■ PROVIDED MATERIAL ■
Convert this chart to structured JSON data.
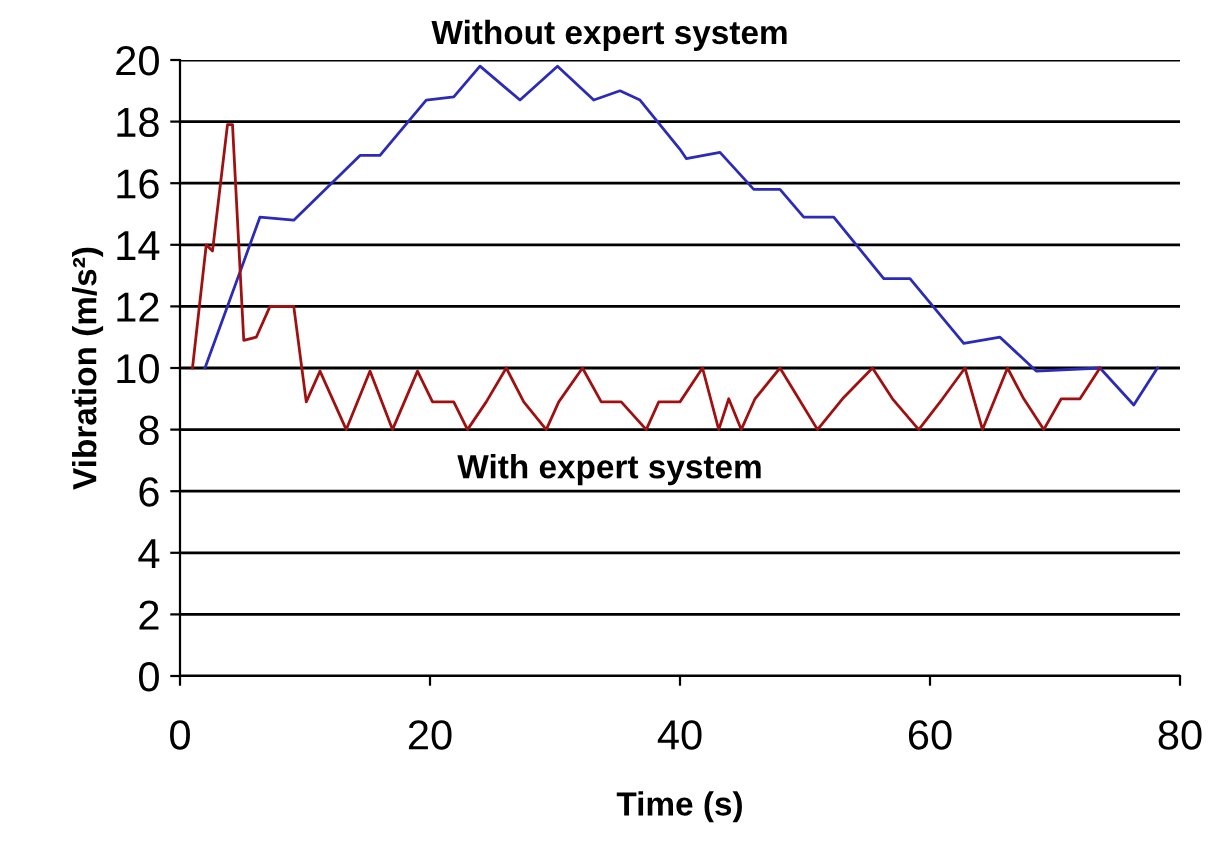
{
  "chart_data": {
    "type": "line",
    "xlabel": "Time (s)",
    "ylabel": "Vibration (m/s²)",
    "xlim": [
      0,
      80
    ],
    "xticks": [
      0,
      20,
      40,
      60,
      80
    ],
    "ylim": [
      0,
      20
    ],
    "yticks": [
      0,
      2,
      4,
      6,
      8,
      10,
      12,
      14,
      16,
      18,
      20
    ],
    "grid": "y",
    "marker": "none",
    "line_style": "solid",
    "annotations": [
      "Without expert system",
      "With expert system"
    ],
    "series": [
      {
        "color": "#2b2bb8",
        "x": [
          2,
          6.4,
          9.1,
          14.4,
          16,
          19.7,
          21.9,
          24,
          27.2,
          30.2,
          33.1,
          35.2,
          36.8,
          40,
          40.5,
          43.2,
          45.9,
          48,
          49.9,
          52.3,
          56.3,
          58.4,
          62.7,
          65.6,
          68.5,
          73.6,
          76.3,
          78.2
        ],
        "values": [
          10,
          14.9,
          14.8,
          16.9,
          16.9,
          18.7,
          18.8,
          19.8,
          18.7,
          19.8,
          18.7,
          19,
          18.7,
          17.1,
          16.8,
          17,
          15.8,
          15.8,
          14.9,
          14.9,
          12.9,
          12.9,
          10.8,
          11,
          9.9,
          10,
          8.8,
          10
        ]
      },
      {
        "color": "#a01010",
        "x": [
          1,
          2.1,
          2.6,
          3.8,
          4.2,
          5.1,
          6.1,
          7.2,
          9.1,
          10.1,
          11.2,
          13.3,
          15.2,
          17,
          19,
          20.2,
          21.9,
          23,
          24.5,
          26.1,
          27.5,
          29.3,
          30.3,
          32.2,
          33.7,
          35.3,
          37.3,
          38.3,
          40,
          41.8,
          43.1,
          43.9,
          44.9,
          46,
          48,
          49.5,
          51,
          53,
          55.4,
          57,
          59.1,
          61,
          62.8,
          64.2,
          66.2,
          67.5,
          69.1,
          70.5,
          72,
          73.6
        ],
        "values": [
          10,
          14,
          13.8,
          17.9,
          17.9,
          10.9,
          11,
          12,
          12,
          8.9,
          9.9,
          8,
          9.9,
          8,
          9.9,
          8.9,
          8.9,
          8,
          8.9,
          10,
          8.9,
          8,
          8.9,
          10,
          8.9,
          8.9,
          8,
          8.9,
          8.9,
          10,
          8,
          9,
          8,
          9,
          10,
          9,
          8,
          9,
          10,
          9,
          8,
          9,
          10,
          8,
          10,
          9,
          8,
          9,
          9,
          10
        ]
      }
    ]
  }
}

■ TASK DESCRIPTION ■
Without including any pictures, print all of the material exactly as given.

■ SOLUTION FOR THIS EXERCISE ■
Convert this chart to structured JSON data.
{
  "chart_data": {
    "type": "line",
    "xlabel": "Time (s)",
    "ylabel": "Vibration (m/s²)",
    "xlim": [
      0,
      80
    ],
    "xticks": [
      0,
      20,
      40,
      60,
      80
    ],
    "ylim": [
      0,
      20
    ],
    "yticks": [
      0,
      2,
      4,
      6,
      8,
      10,
      12,
      14,
      16,
      18,
      20
    ],
    "grid": "y",
    "marker": "none",
    "line_style": "solid",
    "annotations": [
      "Without expert system",
      "With expert system"
    ],
    "series": [
      {
        "color": "#2b2bb8",
        "x": [
          2,
          6.4,
          9.1,
          14.4,
          16,
          19.7,
          21.9,
          24,
          27.2,
          30.2,
          33.1,
          35.2,
          36.8,
          40,
          40.5,
          43.2,
          45.9,
          48,
          49.9,
          52.3,
          56.3,
          58.4,
          62.7,
          65.6,
          68.5,
          73.6,
          76.3,
          78.2
        ],
        "values": [
          10,
          14.9,
          14.8,
          16.9,
          16.9,
          18.7,
          18.8,
          19.8,
          18.7,
          19.8,
          18.7,
          19,
          18.7,
          17.1,
          16.8,
          17,
          15.8,
          15.8,
          14.9,
          14.9,
          12.9,
          12.9,
          10.8,
          11,
          9.9,
          10,
          8.8,
          10
        ]
      },
      {
        "color": "#a01010",
        "x": [
          1,
          2.1,
          2.6,
          3.8,
          4.2,
          5.1,
          6.1,
          7.2,
          9.1,
          10.1,
          11.2,
          13.3,
          15.2,
          17,
          19,
          20.2,
          21.9,
          23,
          24.5,
          26.1,
          27.5,
          29.3,
          30.3,
          32.2,
          33.7,
          35.3,
          37.3,
          38.3,
          40,
          41.8,
          43.1,
          43.9,
          44.9,
          46,
          48,
          49.5,
          51,
          53,
          55.4,
          57,
          59.1,
          61,
          62.8,
          64.2,
          66.2,
          67.5,
          69.1,
          70.5,
          72,
          73.6
        ],
        "values": [
          10,
          14,
          13.8,
          17.9,
          17.9,
          10.9,
          11,
          12,
          12,
          8.9,
          9.9,
          8,
          9.9,
          8,
          9.9,
          8.9,
          8.9,
          8,
          8.9,
          10,
          8.9,
          8,
          8.9,
          10,
          8.9,
          8.9,
          8,
          8.9,
          8.9,
          10,
          8,
          9,
          8,
          9,
          10,
          9,
          8,
          9,
          10,
          9,
          8,
          9,
          10,
          8,
          10,
          9,
          8,
          9,
          9,
          10
        ]
      }
    ]
  }
}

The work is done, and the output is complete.